▸ Task instructions
In the records below, tally every line containing "Zamanbukucu". Report only the total.

* begin Information given *

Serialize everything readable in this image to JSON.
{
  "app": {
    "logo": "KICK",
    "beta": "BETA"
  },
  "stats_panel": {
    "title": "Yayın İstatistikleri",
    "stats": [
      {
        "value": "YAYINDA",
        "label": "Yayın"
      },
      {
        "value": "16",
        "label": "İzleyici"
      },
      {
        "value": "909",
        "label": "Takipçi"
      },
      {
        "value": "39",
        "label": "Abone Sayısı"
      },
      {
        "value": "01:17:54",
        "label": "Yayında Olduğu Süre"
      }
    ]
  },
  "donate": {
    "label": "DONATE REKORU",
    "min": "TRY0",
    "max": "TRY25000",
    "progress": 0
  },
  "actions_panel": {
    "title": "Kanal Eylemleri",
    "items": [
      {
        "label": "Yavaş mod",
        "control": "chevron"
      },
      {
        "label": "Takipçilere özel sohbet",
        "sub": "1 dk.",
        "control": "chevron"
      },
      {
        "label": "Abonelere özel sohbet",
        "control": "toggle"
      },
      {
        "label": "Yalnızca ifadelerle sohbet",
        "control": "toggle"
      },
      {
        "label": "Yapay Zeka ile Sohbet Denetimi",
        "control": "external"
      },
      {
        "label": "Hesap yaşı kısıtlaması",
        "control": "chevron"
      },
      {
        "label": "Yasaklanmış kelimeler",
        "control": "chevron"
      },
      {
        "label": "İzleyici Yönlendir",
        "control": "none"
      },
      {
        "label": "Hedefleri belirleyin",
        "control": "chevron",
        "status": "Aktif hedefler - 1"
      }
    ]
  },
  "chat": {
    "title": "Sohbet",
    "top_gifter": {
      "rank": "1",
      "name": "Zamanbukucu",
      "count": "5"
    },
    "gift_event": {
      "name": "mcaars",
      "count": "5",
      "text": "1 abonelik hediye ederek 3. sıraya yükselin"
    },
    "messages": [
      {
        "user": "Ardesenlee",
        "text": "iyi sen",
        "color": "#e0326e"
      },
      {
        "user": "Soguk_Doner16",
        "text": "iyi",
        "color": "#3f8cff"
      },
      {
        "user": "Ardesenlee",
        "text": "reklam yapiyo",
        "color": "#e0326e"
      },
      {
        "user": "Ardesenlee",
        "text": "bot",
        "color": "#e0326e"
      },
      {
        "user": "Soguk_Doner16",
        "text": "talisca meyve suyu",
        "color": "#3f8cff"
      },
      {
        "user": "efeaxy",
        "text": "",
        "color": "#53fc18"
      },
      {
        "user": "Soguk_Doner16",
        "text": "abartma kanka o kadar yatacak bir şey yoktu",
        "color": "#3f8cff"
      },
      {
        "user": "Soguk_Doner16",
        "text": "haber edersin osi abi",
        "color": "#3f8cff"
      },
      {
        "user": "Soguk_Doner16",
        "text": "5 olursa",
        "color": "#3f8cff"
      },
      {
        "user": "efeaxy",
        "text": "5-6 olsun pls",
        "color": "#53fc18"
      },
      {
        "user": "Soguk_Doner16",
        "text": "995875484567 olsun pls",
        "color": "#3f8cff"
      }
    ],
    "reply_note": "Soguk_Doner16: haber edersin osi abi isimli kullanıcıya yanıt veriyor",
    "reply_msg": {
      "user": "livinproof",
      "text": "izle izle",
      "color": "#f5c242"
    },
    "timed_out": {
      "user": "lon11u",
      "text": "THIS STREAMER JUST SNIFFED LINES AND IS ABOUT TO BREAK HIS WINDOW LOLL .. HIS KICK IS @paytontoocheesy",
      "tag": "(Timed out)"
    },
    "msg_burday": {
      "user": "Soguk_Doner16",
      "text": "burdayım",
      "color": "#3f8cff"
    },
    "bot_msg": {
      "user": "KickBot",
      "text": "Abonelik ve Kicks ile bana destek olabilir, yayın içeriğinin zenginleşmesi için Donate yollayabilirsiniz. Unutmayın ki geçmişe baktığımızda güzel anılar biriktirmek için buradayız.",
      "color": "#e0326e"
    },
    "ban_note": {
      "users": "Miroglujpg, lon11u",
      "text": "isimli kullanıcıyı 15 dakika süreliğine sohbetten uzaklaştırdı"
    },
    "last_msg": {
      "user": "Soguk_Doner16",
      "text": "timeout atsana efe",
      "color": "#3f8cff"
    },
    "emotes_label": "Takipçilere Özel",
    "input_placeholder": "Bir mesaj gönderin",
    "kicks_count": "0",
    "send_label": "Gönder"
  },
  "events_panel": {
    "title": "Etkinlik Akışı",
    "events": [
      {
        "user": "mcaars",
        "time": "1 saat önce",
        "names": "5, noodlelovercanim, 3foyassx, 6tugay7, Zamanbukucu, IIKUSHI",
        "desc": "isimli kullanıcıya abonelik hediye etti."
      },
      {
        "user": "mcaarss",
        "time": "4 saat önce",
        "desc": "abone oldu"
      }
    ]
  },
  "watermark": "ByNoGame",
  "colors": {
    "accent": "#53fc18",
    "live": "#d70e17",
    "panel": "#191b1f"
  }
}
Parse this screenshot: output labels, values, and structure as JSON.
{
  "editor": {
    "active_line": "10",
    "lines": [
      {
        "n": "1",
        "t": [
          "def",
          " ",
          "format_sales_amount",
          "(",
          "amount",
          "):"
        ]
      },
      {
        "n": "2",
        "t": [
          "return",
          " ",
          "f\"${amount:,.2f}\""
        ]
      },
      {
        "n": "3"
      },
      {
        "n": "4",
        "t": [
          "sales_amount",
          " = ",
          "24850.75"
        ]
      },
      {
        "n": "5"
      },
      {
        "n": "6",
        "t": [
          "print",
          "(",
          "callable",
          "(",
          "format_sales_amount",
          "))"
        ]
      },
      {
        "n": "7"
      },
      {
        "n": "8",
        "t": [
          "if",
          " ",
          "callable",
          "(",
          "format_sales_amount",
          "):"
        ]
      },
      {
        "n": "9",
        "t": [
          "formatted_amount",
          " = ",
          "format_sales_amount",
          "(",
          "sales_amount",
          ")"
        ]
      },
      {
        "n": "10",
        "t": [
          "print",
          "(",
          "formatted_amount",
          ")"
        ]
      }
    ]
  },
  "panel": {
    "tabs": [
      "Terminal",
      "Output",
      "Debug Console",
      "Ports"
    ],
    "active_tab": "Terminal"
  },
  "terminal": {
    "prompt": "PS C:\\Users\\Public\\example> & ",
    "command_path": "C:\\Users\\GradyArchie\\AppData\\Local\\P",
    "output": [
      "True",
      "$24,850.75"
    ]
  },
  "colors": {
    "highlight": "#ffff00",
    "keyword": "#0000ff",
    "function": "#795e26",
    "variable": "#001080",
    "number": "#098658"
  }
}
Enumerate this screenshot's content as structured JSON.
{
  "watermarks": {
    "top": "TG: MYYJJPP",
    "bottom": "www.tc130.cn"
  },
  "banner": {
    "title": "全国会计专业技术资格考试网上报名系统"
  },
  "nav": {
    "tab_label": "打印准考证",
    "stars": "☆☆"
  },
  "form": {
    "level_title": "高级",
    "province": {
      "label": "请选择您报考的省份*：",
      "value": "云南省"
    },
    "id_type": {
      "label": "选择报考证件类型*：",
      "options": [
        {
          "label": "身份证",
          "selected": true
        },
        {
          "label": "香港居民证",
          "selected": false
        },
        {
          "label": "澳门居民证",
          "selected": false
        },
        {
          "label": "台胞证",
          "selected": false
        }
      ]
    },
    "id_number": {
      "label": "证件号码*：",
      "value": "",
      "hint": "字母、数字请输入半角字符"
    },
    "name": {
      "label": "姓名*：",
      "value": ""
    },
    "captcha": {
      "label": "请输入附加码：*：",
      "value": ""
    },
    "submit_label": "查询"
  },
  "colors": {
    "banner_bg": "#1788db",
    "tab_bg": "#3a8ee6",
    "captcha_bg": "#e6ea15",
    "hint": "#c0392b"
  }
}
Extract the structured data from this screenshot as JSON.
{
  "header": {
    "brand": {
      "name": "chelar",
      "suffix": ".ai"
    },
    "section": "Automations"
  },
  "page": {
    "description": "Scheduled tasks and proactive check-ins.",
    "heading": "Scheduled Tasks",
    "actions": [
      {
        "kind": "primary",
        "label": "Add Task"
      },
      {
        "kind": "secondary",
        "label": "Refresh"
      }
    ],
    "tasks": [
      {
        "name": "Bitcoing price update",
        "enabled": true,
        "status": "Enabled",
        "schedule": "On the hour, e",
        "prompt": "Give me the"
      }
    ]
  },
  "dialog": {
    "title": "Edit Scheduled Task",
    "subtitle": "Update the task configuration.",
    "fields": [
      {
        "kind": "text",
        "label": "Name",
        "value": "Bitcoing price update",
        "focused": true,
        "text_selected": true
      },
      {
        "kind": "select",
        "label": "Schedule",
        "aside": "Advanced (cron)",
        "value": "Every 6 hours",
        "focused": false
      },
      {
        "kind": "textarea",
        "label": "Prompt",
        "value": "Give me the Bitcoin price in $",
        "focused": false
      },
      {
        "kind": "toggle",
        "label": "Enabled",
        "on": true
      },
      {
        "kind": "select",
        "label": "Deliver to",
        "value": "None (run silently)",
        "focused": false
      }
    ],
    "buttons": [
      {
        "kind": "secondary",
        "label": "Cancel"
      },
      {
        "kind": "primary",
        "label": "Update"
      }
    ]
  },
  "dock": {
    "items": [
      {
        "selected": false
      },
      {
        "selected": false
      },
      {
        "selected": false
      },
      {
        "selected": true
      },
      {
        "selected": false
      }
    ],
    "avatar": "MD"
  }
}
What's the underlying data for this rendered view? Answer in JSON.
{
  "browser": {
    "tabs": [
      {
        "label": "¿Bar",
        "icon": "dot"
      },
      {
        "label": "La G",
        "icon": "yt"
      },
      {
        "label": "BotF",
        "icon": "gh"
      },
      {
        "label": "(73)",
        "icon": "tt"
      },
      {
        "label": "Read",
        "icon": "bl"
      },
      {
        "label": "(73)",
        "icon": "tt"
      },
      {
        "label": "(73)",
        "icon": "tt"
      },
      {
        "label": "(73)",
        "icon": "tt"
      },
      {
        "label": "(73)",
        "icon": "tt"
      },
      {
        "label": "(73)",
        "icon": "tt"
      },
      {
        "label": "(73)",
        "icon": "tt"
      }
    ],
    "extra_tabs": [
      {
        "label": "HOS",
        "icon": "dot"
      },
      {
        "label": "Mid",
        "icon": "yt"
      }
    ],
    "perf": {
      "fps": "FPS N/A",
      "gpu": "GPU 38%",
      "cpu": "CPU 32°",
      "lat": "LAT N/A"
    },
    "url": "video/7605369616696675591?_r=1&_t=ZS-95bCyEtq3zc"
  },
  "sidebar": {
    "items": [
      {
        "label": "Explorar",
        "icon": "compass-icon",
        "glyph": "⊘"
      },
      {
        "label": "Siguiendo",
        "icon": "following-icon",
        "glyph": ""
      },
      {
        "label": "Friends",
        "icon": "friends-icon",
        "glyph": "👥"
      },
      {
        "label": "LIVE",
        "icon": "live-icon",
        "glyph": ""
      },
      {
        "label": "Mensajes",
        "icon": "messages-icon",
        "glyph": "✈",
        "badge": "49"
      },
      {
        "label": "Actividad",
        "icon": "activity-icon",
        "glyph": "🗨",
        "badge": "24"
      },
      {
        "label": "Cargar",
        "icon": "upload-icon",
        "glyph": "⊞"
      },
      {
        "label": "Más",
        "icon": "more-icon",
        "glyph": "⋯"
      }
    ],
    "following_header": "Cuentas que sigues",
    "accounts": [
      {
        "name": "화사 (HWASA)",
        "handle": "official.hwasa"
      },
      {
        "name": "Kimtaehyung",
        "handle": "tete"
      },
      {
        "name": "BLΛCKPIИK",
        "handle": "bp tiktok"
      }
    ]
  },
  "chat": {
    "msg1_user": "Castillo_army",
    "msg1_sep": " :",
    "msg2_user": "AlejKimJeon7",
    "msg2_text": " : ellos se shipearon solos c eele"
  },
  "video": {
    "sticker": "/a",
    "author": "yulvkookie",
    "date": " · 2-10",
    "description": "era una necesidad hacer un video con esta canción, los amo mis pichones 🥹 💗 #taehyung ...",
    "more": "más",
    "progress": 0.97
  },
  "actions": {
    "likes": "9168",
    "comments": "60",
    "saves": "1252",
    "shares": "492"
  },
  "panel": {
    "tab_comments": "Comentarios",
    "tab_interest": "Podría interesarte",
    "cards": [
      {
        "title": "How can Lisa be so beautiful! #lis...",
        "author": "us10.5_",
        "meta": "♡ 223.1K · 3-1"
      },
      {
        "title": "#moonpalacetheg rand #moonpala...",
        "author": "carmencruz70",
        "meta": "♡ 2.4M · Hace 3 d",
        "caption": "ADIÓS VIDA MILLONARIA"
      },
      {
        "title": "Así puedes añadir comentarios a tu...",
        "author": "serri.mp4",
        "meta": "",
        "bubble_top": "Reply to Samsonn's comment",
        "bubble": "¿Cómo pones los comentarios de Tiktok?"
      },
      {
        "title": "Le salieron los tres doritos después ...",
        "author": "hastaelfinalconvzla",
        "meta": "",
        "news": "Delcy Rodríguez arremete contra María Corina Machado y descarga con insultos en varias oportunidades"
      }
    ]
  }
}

* end Information given *

▸ Response to this task
2